Within the material below, find each line bearing the word "apply" and present it.

■ Extracted records
···

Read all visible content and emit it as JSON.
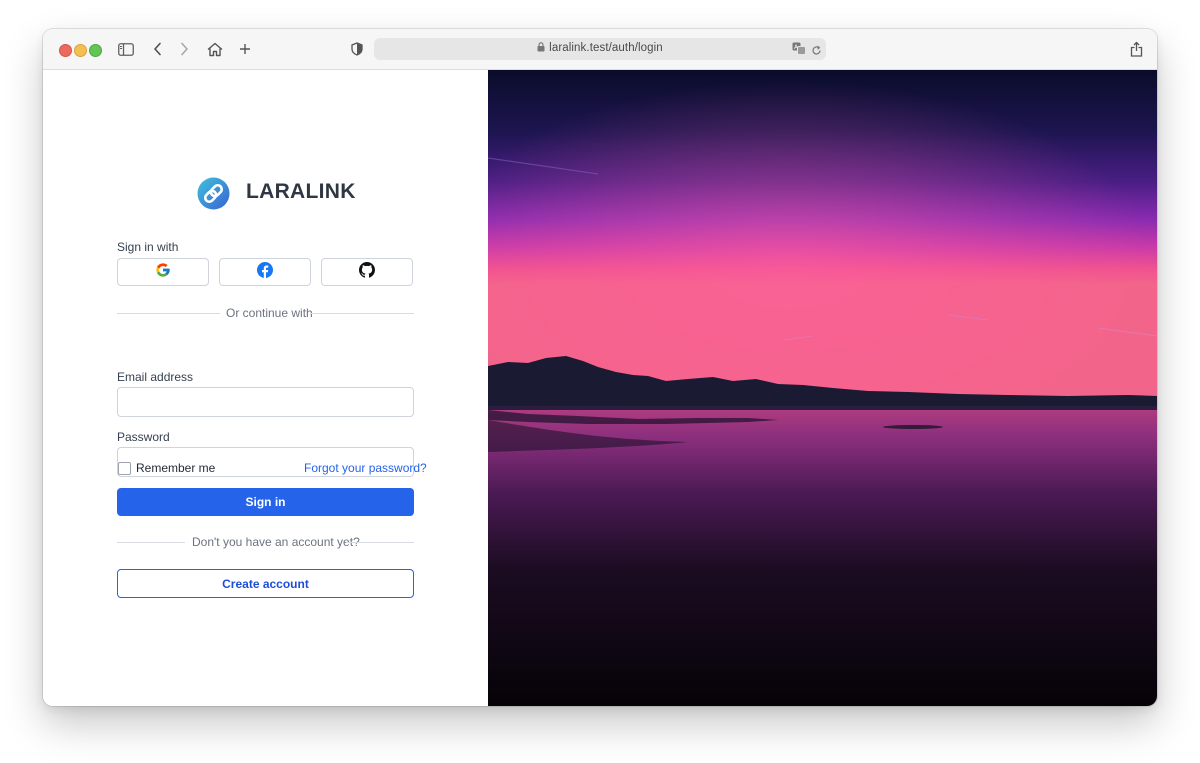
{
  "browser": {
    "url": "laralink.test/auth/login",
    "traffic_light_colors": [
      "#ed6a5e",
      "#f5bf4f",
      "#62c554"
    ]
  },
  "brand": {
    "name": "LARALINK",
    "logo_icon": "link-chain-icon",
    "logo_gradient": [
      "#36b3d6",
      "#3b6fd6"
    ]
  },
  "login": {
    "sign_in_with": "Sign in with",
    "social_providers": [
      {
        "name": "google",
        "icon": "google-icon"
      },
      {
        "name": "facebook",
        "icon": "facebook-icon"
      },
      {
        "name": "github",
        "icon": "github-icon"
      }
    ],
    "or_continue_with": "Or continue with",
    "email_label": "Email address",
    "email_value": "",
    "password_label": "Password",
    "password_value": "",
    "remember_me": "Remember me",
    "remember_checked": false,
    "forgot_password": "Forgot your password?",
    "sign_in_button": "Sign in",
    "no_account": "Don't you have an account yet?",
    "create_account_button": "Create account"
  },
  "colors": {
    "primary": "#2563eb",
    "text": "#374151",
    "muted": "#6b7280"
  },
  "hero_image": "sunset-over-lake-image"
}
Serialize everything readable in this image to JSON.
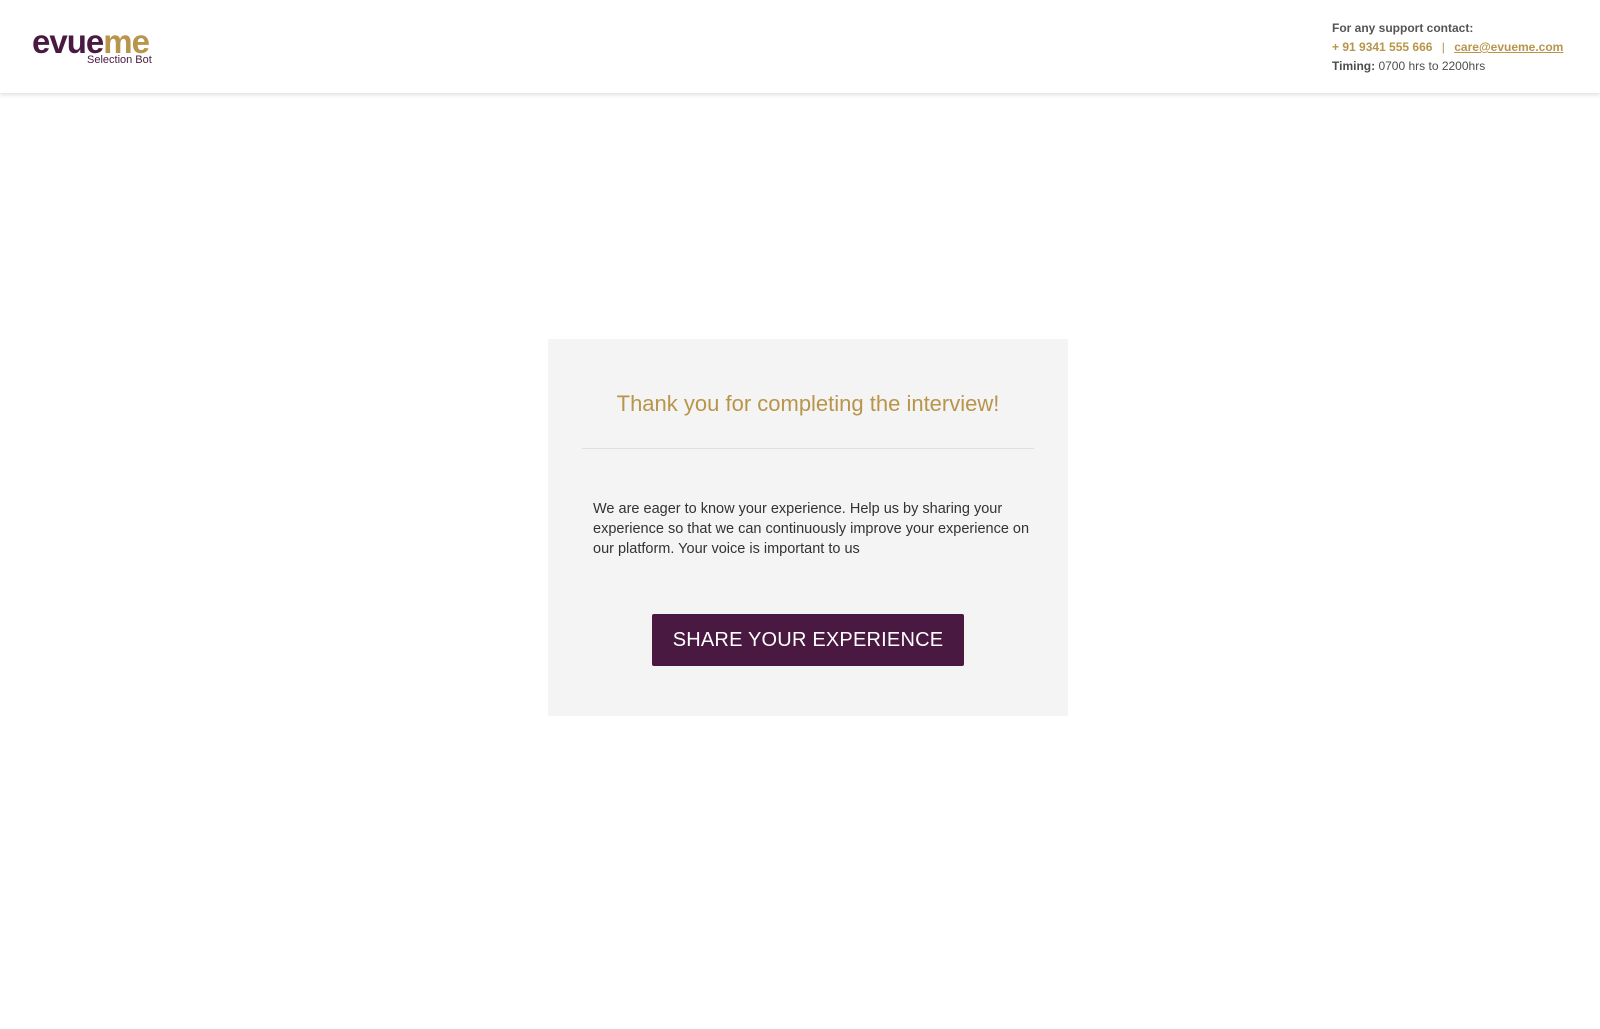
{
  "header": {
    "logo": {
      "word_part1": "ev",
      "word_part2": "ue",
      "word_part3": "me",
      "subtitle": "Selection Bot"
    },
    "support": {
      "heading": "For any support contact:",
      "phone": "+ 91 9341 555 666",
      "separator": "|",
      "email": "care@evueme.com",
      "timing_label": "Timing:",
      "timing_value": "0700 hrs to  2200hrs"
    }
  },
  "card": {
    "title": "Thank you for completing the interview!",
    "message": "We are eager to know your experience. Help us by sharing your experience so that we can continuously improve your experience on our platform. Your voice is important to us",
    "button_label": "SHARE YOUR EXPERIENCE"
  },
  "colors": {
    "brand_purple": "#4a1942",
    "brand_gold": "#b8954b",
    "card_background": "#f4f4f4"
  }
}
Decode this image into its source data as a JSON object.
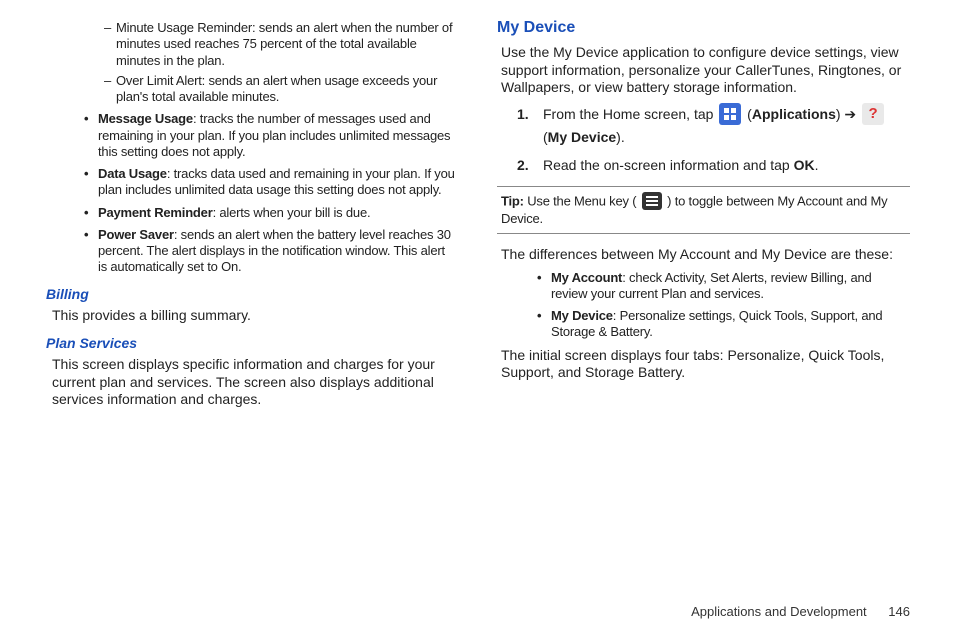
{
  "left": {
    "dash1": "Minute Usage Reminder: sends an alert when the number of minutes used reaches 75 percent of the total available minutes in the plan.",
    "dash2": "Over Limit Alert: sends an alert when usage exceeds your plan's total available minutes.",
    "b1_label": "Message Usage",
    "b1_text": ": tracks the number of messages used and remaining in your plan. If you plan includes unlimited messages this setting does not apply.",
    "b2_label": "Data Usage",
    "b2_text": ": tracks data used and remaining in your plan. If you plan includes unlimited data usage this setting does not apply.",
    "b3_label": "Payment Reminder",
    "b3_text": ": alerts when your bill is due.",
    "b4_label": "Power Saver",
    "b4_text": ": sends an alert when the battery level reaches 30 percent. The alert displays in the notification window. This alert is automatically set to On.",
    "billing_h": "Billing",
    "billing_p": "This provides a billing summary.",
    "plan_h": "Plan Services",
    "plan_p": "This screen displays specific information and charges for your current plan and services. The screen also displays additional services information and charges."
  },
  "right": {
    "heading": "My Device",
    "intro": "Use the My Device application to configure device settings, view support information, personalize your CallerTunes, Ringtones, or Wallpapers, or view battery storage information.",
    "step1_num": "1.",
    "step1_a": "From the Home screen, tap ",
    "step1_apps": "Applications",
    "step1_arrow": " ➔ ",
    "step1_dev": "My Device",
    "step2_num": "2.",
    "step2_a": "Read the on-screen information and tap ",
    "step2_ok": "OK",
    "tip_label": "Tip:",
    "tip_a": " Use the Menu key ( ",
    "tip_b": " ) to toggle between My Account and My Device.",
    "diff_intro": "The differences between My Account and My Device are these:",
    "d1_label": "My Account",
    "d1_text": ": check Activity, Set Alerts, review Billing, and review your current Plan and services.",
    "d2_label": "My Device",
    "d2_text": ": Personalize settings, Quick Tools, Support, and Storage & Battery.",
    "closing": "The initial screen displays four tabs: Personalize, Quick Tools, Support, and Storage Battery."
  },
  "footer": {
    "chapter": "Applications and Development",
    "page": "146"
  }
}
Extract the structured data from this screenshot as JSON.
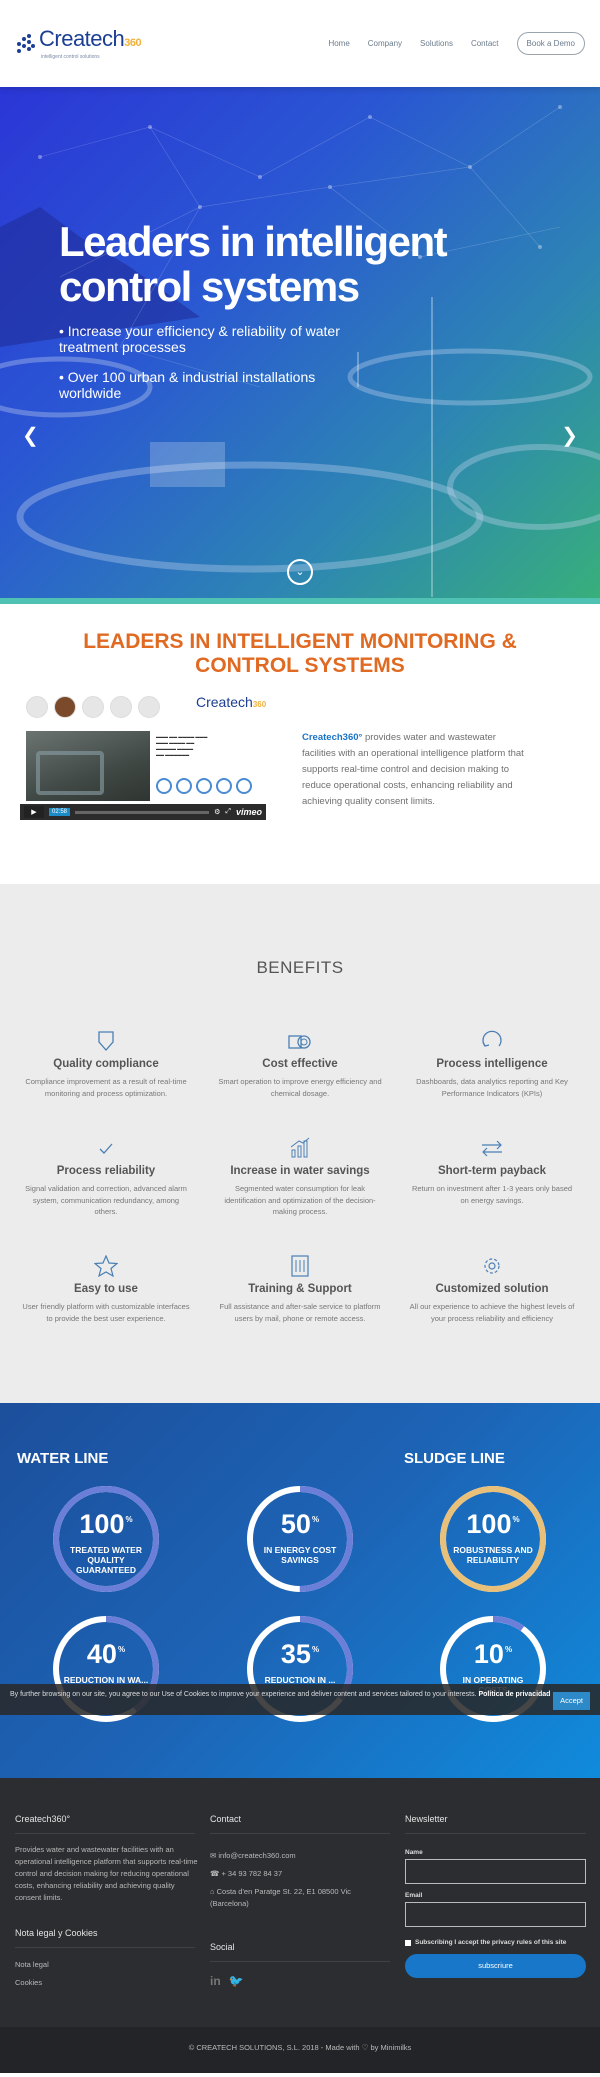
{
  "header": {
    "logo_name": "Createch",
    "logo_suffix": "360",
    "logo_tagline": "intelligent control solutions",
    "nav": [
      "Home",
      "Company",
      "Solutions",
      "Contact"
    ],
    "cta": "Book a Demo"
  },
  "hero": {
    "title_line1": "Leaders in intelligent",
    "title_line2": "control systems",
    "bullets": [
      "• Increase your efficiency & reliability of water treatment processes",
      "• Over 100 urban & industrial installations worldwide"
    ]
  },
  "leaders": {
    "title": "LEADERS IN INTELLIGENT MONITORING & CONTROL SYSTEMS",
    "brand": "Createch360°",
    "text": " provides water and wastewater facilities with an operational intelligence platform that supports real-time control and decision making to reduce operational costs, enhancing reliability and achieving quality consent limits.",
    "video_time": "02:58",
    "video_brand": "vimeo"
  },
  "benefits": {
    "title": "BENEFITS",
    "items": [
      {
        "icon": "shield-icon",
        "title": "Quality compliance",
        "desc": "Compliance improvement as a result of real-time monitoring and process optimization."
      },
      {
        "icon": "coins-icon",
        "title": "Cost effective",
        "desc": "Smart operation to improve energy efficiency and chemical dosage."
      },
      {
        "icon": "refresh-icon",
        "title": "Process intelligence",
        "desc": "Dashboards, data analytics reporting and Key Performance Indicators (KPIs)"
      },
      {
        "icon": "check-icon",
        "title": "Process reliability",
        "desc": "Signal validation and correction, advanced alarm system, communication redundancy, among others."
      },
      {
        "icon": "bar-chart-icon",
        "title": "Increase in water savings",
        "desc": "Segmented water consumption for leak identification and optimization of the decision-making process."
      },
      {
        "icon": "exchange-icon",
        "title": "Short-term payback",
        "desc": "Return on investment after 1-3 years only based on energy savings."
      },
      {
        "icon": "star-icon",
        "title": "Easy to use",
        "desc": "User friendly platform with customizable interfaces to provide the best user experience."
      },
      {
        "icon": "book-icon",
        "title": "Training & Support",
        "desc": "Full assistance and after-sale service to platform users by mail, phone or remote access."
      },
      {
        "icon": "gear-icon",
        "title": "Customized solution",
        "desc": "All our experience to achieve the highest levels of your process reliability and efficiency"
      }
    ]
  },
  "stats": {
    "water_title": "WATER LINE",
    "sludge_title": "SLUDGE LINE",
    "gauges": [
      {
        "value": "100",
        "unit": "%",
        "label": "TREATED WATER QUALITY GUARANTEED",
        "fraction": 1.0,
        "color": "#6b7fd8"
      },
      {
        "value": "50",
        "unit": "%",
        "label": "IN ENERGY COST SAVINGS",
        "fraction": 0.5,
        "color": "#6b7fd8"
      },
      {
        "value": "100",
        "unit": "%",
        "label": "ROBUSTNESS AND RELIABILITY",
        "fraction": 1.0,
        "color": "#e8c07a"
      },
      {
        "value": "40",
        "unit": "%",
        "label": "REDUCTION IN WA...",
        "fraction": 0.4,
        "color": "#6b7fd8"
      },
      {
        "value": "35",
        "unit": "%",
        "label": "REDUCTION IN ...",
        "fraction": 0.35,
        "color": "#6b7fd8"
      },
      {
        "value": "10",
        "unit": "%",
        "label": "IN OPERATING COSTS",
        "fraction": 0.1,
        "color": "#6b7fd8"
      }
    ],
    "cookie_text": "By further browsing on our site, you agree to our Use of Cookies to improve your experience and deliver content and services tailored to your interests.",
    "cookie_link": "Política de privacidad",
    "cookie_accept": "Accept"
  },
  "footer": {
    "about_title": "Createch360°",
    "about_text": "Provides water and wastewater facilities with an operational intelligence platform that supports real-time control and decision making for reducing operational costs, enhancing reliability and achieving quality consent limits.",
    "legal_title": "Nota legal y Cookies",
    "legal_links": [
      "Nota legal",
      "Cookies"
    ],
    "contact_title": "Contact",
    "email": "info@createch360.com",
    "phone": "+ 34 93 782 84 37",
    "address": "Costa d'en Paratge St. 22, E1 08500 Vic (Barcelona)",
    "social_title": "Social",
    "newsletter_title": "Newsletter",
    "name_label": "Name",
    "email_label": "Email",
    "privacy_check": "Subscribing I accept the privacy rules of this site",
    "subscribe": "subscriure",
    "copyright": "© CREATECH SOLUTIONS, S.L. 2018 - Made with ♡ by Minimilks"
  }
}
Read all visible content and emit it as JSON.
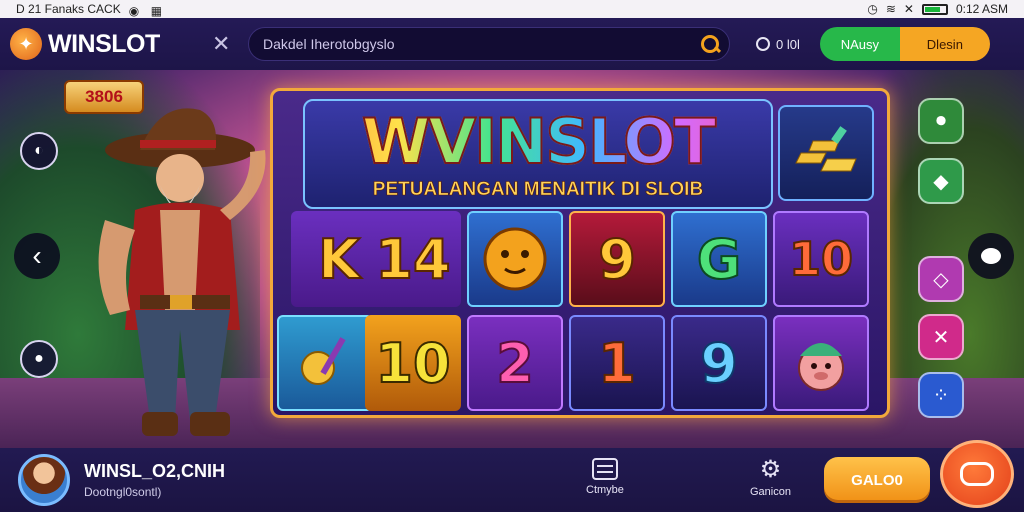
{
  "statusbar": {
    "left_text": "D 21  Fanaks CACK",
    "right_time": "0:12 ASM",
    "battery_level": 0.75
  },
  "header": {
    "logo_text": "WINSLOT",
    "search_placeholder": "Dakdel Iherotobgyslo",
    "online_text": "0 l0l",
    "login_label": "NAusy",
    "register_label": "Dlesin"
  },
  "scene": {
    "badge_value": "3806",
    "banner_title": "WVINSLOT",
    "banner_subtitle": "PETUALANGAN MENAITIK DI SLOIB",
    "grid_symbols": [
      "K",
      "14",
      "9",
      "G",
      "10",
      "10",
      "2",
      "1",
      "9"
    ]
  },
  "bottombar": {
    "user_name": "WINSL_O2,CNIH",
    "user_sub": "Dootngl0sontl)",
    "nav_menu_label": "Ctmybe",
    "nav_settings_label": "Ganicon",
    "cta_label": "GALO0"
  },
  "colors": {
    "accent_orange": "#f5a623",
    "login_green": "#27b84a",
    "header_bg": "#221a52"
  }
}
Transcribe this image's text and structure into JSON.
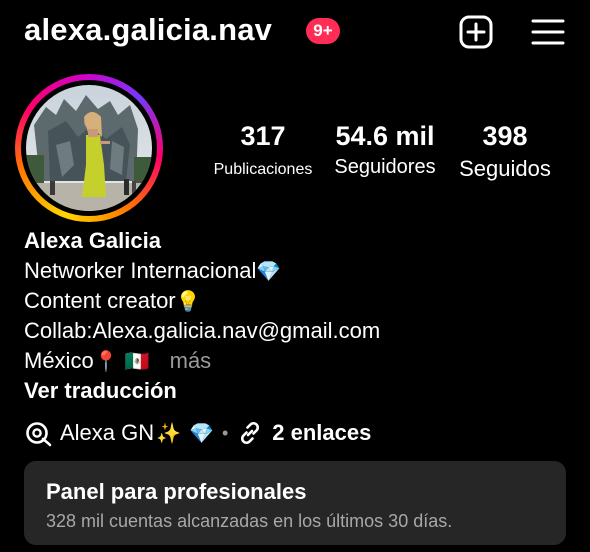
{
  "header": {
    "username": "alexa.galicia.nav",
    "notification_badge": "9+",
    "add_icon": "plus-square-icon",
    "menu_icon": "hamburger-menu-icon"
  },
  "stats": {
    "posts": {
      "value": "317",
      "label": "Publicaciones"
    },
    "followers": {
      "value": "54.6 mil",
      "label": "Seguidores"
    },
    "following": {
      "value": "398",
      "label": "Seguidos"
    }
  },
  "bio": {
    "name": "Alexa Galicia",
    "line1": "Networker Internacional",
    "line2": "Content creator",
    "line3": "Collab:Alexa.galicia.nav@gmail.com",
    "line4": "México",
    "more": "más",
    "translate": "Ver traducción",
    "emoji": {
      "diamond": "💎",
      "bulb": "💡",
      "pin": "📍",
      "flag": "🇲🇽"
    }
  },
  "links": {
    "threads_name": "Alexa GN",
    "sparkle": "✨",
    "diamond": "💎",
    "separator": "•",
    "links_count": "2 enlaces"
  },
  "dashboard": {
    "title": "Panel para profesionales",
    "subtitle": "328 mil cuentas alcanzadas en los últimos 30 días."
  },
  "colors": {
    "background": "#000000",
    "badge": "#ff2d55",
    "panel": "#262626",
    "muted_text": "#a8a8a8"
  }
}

···

■ Result of the task
    "b1_text": ": tracks the number of messages used and remaining in your plan. If you plan includes unlimited messages this setting does not apply.",
    "b2_text": ": tracks data used and remaining in your plan. If you plan includes unlimited data usage this setting does not apply.",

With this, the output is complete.